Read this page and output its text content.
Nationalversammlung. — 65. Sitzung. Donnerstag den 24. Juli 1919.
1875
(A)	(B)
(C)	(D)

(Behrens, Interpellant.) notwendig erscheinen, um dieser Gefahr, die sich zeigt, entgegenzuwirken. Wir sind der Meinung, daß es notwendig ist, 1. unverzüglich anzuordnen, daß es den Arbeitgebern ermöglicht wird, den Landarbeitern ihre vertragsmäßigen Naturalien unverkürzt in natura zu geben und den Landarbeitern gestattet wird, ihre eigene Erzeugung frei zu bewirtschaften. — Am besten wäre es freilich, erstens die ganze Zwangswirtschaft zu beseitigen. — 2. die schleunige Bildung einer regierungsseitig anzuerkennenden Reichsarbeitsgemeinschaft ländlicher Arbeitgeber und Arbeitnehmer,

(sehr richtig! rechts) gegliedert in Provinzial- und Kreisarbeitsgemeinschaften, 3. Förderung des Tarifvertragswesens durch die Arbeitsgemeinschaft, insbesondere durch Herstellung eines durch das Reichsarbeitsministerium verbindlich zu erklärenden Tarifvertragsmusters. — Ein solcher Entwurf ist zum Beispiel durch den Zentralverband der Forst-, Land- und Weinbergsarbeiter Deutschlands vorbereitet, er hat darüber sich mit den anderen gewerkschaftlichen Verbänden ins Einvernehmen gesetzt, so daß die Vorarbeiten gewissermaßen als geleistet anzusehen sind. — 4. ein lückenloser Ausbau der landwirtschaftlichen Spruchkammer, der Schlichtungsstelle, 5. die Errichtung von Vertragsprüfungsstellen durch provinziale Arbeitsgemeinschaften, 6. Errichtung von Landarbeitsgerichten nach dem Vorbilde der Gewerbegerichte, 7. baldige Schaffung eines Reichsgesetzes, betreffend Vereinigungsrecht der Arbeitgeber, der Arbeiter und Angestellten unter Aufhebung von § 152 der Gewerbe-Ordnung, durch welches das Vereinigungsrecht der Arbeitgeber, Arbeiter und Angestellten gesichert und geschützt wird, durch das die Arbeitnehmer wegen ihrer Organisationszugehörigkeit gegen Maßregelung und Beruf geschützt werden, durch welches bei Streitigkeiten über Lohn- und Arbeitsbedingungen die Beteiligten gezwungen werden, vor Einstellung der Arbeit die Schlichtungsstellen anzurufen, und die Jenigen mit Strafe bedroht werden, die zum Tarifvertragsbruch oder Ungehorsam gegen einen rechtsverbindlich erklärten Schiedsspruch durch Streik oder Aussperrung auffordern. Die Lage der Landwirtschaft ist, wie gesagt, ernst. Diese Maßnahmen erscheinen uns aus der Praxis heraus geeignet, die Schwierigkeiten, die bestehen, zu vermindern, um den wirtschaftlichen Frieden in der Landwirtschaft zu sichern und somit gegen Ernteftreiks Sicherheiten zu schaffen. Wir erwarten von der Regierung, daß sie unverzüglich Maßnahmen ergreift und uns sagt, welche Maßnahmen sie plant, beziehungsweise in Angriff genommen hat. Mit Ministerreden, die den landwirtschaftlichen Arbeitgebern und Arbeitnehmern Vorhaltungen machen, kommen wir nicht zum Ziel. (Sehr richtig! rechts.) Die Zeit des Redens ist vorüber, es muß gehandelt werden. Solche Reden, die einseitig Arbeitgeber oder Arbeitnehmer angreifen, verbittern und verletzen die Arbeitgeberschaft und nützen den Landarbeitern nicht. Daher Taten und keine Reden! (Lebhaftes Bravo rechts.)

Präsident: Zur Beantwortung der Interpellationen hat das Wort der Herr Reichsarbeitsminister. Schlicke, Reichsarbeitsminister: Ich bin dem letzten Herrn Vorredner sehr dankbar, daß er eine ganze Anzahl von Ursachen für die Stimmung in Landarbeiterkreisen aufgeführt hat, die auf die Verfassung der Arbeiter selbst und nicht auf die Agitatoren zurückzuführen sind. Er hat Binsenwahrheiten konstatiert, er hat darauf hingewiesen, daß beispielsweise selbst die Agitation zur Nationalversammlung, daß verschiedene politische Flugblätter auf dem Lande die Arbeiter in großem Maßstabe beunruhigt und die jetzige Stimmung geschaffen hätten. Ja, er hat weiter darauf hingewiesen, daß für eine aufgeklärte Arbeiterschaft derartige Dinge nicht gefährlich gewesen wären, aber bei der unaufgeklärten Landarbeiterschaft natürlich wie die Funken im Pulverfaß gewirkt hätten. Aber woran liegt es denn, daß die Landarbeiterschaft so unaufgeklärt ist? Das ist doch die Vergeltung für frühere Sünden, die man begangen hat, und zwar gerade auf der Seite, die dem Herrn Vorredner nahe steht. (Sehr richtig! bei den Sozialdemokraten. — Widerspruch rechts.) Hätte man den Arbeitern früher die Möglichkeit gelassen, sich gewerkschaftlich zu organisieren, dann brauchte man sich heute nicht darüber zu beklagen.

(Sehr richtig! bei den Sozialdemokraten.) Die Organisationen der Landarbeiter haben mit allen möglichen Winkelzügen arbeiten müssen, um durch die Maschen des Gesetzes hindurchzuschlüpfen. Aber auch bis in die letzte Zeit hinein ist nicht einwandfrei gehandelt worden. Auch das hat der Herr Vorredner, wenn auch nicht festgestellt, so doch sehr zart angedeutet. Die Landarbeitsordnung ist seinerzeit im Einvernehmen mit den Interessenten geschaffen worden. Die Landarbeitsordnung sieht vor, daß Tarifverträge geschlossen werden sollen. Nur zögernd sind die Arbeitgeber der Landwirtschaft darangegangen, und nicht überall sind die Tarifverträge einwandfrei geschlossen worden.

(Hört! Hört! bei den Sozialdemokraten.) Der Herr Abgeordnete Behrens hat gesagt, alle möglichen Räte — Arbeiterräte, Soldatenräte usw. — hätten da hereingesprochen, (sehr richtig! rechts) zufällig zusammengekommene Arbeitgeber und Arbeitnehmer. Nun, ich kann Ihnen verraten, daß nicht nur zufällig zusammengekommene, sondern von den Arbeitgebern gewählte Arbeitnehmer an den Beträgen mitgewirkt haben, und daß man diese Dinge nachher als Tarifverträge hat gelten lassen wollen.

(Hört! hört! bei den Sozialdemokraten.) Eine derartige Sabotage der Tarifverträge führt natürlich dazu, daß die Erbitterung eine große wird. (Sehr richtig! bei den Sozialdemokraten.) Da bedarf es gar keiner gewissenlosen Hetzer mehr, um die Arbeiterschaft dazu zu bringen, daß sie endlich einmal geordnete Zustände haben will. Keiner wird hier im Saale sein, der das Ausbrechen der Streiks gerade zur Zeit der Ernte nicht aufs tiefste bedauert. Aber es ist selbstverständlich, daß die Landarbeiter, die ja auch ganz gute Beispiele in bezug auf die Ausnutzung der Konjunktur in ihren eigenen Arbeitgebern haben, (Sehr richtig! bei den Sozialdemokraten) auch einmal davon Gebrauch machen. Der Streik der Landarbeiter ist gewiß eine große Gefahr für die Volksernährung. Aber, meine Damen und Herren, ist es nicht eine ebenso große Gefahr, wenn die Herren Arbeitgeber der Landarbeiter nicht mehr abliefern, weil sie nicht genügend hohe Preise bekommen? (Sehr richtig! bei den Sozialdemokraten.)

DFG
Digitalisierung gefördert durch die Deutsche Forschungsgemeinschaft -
+===+
What you are asked to do> Give back all of the data above without any alteration.

Solved problem>
Read this page and output its text content.
Nationalversammlung. — 65. Sitzung. Donnerstag den 24. Juli 1919.
1875
(A)	(B)
(C)	(D)

(Behrens, Interpellant.) notwendig erscheinen, um dieser Gefahr, die sich zeigt, entgegenzuwirken. Wir sind der Meinung, daß es notwendig ist, 1. unverzüglich anzuordnen, daß es den Arbeitgebern ermöglicht wird, den Landarbeitern ihre vertragsmäßigen Naturalien unverkürzt in natura zu geben und den Landarbeitern gestattet wird, ihre eigene Erzeugung frei zu bewirtschaften. — Am besten wäre es freilich, erstens die ganze Zwangswirtschaft zu beseitigen. — 2. die schleunige Bildung einer regierungsseitig anzuerkennenden Reichsarbeitsgemeinschaft ländlicher Arbeitgeber und Arbeitnehmer,

(sehr richtig! rechts) gegliedert in Provinzial- und Kreisarbeitsgemeinschaften, 3. Förderung des Tarifvertragswesens durch die Arbeitsgemeinschaft, insbesondere durch Herstellung eines durch das Reichsarbeitsministerium verbindlich zu erklärenden Tarifvertragsmusters. — Ein solcher Entwurf ist zum Beispiel durch den Zentralverband der Forst-, Land- und Weinbergsarbeiter Deutschlands vorbereitet, er hat darüber sich mit den anderen gewerkschaftlichen Verbänden ins Einvernehmen gesetzt, so daß die Vorarbeiten gewissermaßen als geleistet anzusehen sind. — 4. ein lückenloser Ausbau der landwirtschaftlichen Spruchkammer, der Schlichtungsstelle, 5. die Errichtung von Vertragsprüfungsstellen durch provinziale Arbeitsgemeinschaften, 6. Errichtung von Landarbeitsgerichten nach dem Vorbilde der Gewerbegerichte, 7. baldige Schaffung eines Reichsgesetzes, betreffend Vereinigungsrecht der Arbeitgeber, der Arbeiter und Angestellten unter Aufhebung von § 152 der Gewerbe-Ordnung, durch welches das Vereinigungsrecht der Arbeitgeber, Arbeiter und Angestellten gesichert und geschützt wird, durch das die Arbeitnehmer wegen ihrer Organisationszugehörigkeit gegen Maßregelung und Beruf geschützt werden, durch welches bei Streitigkeiten über Lohn- und Arbeitsbedingungen die Beteiligten gezwungen werden, vor Einstellung der Arbeit die Schlichtungsstellen anzurufen, und die Jenigen mit Strafe bedroht werden, die zum Tarifvertragsbruch oder Ungehorsam gegen einen rechtsverbindlich erklärten Schiedsspruch durch Streik oder Aussperrung auffordern. Die Lage der Landwirtschaft ist, wie gesagt, ernst. Diese Maßnahmen erscheinen uns aus der Praxis heraus geeignet, die Schwierigkeiten, die bestehen, zu vermindern, um den wirtschaftlichen Frieden in der Landwirtschaft zu sichern und somit gegen Ernteftreiks Sicherheiten zu schaffen. Wir erwarten von der Regierung, daß sie unverzüglich Maßnahmen ergreift und uns sagt, welche Maßnahmen sie plant, beziehungsweise in Angriff genommen hat. Mit Ministerreden, die den landwirtschaftlichen Arbeitgebern und Arbeitnehmern Vorhaltungen machen, kommen wir nicht zum Ziel. (Sehr richtig! rechts.) Die Zeit des Redens ist vorüber, es muß gehandelt werden. Solche Reden, die einseitig Arbeitgeber oder Arbeitnehmer angreifen, verbittern und verletzen die Arbeitgeberschaft und nützen den Landarbeitern nicht. Daher Taten und keine Reden! (Lebhaftes Bravo rechts.)

Präsident: Zur Beantwortung der Interpellationen hat das Wort der Herr Reichsarbeitsminister. Schlicke, Reichsarbeitsminister: Ich bin dem letzten Herrn Vorredner sehr dankbar, daß er eine ganze Anzahl von Ursachen für die Stimmung in Landarbeiterkreisen aufgeführt hat, die auf die Verfassung der Arbeiter selbst und nicht auf die Agitatoren zurückzuführen sind. Er hat Binsenwahrheiten konstatiert, er hat darauf hingewiesen, daß beispielsweise selbst die Agitation zur Nationalversammlung, daß verschiedene politische Flugblätter auf dem Lande die Arbeiter in großem Maßstabe beunruhigt und die jetzige Stimmung geschaffen hätten. Ja, er hat weiter darauf hingewiesen, daß für eine aufgeklärte Arbeiterschaft derartige Dinge nicht gefährlich gewesen wären, aber bei der unaufgeklärten Landarbeiterschaft natürlich wie die Funken im Pulverfaß gewirkt hätten. Aber woran liegt es denn, daß die Landarbeiterschaft so unaufgeklärt ist? Das ist doch die Vergeltung für frühere Sünden, die man begangen hat, und zwar gerade auf der Seite, die dem Herrn Vorredner nahe steht. (Sehr richtig! bei den Sozialdemokraten. — Widerspruch rechts.) Hätte man den Arbeitern früher die Möglichkeit gelassen, sich gewerkschaftlich zu organisieren, dann brauchte man sich heute nicht darüber zu beklagen.

(Sehr richtig! bei den Sozialdemokraten.) Die Organisationen der Landarbeiter haben mit allen möglichen Winkelzügen arbeiten müssen, um durch die Maschen des Gesetzes hindurchzuschlüpfen. Aber auch bis in die letzte Zeit hinein ist nicht einwandfrei gehandelt worden. Auch das hat der Herr Vorredner, wenn auch nicht festgestellt, so doch sehr zart angedeutet. Die Landarbeitsordnung ist seinerzeit im Einvernehmen mit den Interessenten geschaffen worden. Die Landarbeitsordnung sieht vor, daß Tarifverträge geschlossen werden sollen. Nur zögernd sind die Arbeitgeber der Landwirtschaft darangegangen, und nicht überall sind die Tarifverträge einwandfrei geschlossen worden.

(Hört! Hört! bei den Sozialdemokraten.) Der Herr Abgeordnete Behrens hat gesagt, alle möglichen Räte — Arbeiterräte, Soldatenräte usw. — hätten da hereingesprochen, (sehr richtig! rechts) zufällig zusammengekommene Arbeitgeber und Arbeitnehmer. Nun, ich kann Ihnen verraten, daß nicht nur zufällig zusammengekommene, sondern von den Arbeitgebern gewählte Arbeitnehmer an den Beträgen mitgewirkt haben, und daß man diese Dinge nachher als Tarifverträge hat gelten lassen wollen.

(Hört! hört! bei den Sozialdemokraten.) Eine derartige Sabotage der Tarifverträge führt natürlich dazu, daß die Erbitterung eine große wird. (Sehr richtig! bei den Sozialdemokraten.) Da bedarf es gar keiner gewissenlosen Hetzer mehr, um die Arbeiterschaft dazu zu bringen, daß sie endlich einmal geordnete Zustände haben will. Keiner wird hier im Saale sein, der das Ausbrechen der Streiks gerade zur Zeit der Ernte nicht aufs tiefste bedauert. Aber es ist selbstverständlich, daß die Landarbeiter, die ja auch ganz gute Beispiele in bezug auf die Ausnutzung der Konjunktur in ihren eigenen Arbeitgebern haben, (Sehr richtig! bei den Sozialdemokraten) auch einmal davon Gebrauch machen. Der Streik der Landarbeiter ist gewiß eine große Gefahr für die Volksernährung. Aber, meine Damen und Herren, ist es nicht eine ebenso große Gefahr, wenn die Herren Arbeitgeber der Landarbeiter nicht mehr abliefern, weil sie nicht genügend hohe Preise bekommen? (Sehr richtig! bei den Sozialdemokraten.)

DFG
Digitalisierung gefördert durch die Deutsche Forschungsgemeinschaft -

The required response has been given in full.